> **DESCRIPTION OF THE TASK**
Below are some entries. Copy each line that holds the string "page".

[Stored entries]
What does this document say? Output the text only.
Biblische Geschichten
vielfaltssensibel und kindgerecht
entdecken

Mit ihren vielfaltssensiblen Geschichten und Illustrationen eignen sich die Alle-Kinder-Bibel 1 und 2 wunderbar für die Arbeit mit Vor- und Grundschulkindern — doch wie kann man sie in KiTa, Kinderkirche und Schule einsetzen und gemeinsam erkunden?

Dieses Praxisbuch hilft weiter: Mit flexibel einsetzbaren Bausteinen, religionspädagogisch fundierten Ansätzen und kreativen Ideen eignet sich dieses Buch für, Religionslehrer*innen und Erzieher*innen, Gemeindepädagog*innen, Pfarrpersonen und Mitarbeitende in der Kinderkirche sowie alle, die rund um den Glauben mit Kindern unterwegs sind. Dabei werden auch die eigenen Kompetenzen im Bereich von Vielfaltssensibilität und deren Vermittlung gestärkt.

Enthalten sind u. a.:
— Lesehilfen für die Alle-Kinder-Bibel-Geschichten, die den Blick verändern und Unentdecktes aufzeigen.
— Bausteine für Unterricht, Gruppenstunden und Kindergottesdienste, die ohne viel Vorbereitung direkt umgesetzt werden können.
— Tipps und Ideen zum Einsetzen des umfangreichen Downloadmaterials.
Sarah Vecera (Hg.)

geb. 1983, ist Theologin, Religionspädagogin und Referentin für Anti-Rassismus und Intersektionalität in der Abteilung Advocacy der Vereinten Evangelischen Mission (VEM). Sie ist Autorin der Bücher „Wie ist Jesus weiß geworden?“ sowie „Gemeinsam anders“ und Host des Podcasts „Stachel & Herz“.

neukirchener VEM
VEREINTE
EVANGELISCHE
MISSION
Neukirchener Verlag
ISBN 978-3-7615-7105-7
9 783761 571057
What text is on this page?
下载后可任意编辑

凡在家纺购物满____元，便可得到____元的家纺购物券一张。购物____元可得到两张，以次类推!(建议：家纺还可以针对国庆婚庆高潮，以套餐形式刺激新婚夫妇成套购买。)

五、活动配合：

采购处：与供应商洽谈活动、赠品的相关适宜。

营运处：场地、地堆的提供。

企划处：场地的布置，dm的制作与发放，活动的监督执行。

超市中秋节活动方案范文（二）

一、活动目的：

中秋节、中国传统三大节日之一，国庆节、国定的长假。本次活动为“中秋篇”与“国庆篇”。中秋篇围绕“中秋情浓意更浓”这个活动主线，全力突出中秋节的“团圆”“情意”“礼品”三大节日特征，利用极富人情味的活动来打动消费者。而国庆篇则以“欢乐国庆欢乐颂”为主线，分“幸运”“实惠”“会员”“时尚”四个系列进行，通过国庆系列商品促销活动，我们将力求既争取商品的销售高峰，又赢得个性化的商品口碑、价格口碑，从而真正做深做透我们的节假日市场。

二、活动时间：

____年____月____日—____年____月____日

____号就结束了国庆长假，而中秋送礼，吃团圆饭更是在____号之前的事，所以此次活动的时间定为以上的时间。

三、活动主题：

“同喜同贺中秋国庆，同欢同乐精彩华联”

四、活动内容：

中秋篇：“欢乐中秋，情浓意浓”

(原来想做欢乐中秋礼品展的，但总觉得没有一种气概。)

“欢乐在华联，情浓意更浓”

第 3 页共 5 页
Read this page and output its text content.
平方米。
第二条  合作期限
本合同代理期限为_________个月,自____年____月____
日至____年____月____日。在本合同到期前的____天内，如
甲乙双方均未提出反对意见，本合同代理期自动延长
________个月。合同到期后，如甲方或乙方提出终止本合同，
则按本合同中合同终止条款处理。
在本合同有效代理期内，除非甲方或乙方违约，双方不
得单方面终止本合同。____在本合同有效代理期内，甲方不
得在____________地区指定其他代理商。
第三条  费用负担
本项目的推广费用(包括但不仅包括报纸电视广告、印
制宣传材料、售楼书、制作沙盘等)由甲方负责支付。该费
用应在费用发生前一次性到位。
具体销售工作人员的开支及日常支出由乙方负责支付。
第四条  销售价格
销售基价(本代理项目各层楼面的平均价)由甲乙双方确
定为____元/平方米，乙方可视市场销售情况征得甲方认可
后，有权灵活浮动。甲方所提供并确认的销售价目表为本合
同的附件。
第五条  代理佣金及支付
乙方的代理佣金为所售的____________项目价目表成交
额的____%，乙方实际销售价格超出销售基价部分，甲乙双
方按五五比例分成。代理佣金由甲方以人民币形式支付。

> **ANSWER TO THIS TASK**
What text is on this page?
Read this page and output its text content.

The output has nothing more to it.